Texte à lire ::
────────
Homélie de Pâques prononcée par  S. Exc. Mgr Victor TONYE BAKOT, Archevêque de Yaoundé à la Messe du jour de Pâques

 

 

 

Dimanche le 24 avril 2011

En la Cathédrale-Notre-Dame-des-Victoires de Yaoundé

Excellences Messieurs les Ministres,

Nosseigneurs les Chapelains,

Révérends Pères Recteurs,

Monsieur le Délégué du Gouvernement,

Chers confrères dans le sacerdoce,

Révérendes Sœurs,

Bien-aimés de Dieu,

Bonne fête !

Alléluia, Alléluia, Christ est vraiment ressuscité !

L’Eglise tout entière célèbre aujourd’hui, la solennité de Pâques. Dès les premières heures du matin, Pierre et Jean constatent que le tombeau est vide ; émerveillés, ils se souviennent alors de la parole que Jésus avait dite : « Il fallait que le Fils de l’Homme souffre, qu’il ressuscite avant d’entrer en gloire auprès du Père ».

 

Le témoignage de Pierre confirmera plus tard ce qui vient d’être dit : « Jésus de Nazareth, Dieu l’a consacré par l’Esprit Saint et rempli de sa puissance, car Dieu était avec lui. Mais les Juifs l’ont fait mourir en le pendant au bois du supplice et voici que Dieu l’a ressuscité le 3e jour ».

 

Chers fidèles,

Jésus a vaincu la mort une fois pour toutes. Il est sorti du tombeau avec puissance, il ne mourra plus, Il règne à jamais.

La résurrection du Christ est un moment déterminant de l’histoire des hommes, le Fils de l’Homme est le seul à ressusciter comme cela se lit dans l’Evangile. Nous devons affirmer avec conviction que Jésus Christ est Seigneur à la gloire de Dieu le Père !

 

Et, malgré la grandeur que lui confère sa condition divine, Jésus n’a pas considéré comme une aubaine d’être l’égal de Dieu. Mais il s’est vidé lui-même, prenant la condition d’esclave; devenu semblable aux hommes, et, reconnu homme à son aspect il s’est abaissé, devenant obéissant jusqu’à la mort, et la mort sur une croix. C’est pourquoi Dieu l’a élevé et lui a donné le nom qui surpasse tous les noms.
────────
Données enregistrées ::
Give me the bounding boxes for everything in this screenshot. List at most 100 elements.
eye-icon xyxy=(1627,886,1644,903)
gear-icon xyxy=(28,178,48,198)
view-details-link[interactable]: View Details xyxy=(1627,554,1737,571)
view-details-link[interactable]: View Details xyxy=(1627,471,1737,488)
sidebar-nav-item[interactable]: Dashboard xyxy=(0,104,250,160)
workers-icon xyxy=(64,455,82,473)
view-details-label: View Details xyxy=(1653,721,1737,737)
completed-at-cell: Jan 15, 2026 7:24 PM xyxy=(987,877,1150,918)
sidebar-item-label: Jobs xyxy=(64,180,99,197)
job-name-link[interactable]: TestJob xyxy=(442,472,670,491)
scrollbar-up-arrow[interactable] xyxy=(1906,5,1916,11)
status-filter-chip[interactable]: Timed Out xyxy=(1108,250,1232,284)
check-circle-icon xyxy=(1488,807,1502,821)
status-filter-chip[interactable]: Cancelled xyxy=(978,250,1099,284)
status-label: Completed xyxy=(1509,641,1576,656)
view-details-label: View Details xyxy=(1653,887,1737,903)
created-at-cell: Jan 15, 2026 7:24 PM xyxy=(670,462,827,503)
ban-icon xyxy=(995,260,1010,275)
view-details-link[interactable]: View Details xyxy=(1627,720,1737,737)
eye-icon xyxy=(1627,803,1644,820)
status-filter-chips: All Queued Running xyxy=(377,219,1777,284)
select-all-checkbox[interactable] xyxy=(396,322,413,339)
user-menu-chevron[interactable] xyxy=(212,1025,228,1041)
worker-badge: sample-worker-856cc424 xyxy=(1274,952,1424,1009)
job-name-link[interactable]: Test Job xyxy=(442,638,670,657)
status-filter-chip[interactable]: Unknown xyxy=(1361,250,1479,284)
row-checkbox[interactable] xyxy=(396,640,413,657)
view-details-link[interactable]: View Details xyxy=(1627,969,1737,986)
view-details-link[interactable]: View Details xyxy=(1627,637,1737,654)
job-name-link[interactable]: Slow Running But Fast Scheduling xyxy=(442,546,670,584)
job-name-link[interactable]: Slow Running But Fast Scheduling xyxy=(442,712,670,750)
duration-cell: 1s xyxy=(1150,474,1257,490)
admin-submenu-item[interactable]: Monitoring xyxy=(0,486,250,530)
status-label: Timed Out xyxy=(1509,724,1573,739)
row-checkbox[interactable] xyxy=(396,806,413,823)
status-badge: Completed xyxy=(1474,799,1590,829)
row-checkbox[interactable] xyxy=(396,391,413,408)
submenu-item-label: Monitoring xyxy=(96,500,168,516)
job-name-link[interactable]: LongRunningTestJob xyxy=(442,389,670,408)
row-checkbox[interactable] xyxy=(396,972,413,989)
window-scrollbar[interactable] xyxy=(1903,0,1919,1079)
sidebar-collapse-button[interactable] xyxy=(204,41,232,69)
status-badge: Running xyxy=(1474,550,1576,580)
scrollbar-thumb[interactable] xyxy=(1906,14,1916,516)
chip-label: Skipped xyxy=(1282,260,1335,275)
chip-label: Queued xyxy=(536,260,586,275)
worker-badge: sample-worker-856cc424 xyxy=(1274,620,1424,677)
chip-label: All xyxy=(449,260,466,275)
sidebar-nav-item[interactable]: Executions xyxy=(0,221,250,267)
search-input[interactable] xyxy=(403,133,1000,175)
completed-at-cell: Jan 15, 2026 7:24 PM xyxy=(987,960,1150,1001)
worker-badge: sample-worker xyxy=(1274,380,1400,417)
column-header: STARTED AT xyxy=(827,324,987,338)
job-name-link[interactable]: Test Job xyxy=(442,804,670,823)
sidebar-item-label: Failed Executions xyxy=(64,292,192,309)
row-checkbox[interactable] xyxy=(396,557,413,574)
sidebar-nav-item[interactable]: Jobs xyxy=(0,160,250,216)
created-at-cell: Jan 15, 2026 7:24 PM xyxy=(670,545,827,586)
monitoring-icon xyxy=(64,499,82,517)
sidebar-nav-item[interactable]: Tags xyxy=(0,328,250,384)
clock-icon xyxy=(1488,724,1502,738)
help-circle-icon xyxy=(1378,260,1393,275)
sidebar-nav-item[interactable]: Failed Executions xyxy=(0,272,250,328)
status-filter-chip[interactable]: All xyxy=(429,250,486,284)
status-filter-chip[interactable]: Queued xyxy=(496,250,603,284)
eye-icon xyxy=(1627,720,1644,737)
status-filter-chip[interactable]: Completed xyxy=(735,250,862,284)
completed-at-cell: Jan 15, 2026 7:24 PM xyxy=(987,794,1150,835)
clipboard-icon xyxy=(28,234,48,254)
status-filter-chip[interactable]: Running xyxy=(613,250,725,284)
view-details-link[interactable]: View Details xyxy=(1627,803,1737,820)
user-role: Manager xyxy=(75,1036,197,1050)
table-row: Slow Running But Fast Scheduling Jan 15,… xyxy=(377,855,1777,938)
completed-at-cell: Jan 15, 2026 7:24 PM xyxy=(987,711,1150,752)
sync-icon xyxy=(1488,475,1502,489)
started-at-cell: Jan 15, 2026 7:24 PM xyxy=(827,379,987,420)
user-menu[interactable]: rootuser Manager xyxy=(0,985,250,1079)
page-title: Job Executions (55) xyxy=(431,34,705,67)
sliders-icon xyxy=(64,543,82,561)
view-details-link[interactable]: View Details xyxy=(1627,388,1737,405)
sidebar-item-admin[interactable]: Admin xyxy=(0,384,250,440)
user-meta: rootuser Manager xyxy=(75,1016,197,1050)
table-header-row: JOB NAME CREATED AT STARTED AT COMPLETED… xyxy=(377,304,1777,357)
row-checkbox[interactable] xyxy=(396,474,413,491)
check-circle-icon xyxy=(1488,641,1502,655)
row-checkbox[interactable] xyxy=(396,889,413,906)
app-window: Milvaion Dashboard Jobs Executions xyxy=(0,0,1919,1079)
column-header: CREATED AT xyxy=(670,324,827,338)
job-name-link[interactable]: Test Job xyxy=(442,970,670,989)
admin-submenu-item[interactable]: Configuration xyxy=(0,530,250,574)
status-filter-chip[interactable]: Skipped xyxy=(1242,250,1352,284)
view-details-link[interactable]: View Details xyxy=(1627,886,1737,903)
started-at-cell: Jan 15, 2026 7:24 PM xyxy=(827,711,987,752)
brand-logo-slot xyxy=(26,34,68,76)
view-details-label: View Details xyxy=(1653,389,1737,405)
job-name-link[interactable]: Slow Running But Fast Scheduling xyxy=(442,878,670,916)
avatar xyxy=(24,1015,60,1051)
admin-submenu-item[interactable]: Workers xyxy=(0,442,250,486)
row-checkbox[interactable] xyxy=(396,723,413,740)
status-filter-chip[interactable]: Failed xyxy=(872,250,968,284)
────────
Consigne ::
Recopiez s’il vous plaît le passage de l’homélie de Pâques qui commence à « La résurrection du » et se termine à « Dieu le Père ! », en remplaçant « moment déterminant » par « tournant décisif ». Les entrées forment un matériau distinct.

Réponse rédigée ::
La résurrection du Christ est un tournant décisif de l’histoire des hommes, le Fils de l’Homme est le seul à ressusciter comme cela se lit dans l’Evangile. Nous devons affirmer avec conviction que Jésus Christ est Seigneur à la gloire de Dieu le Père !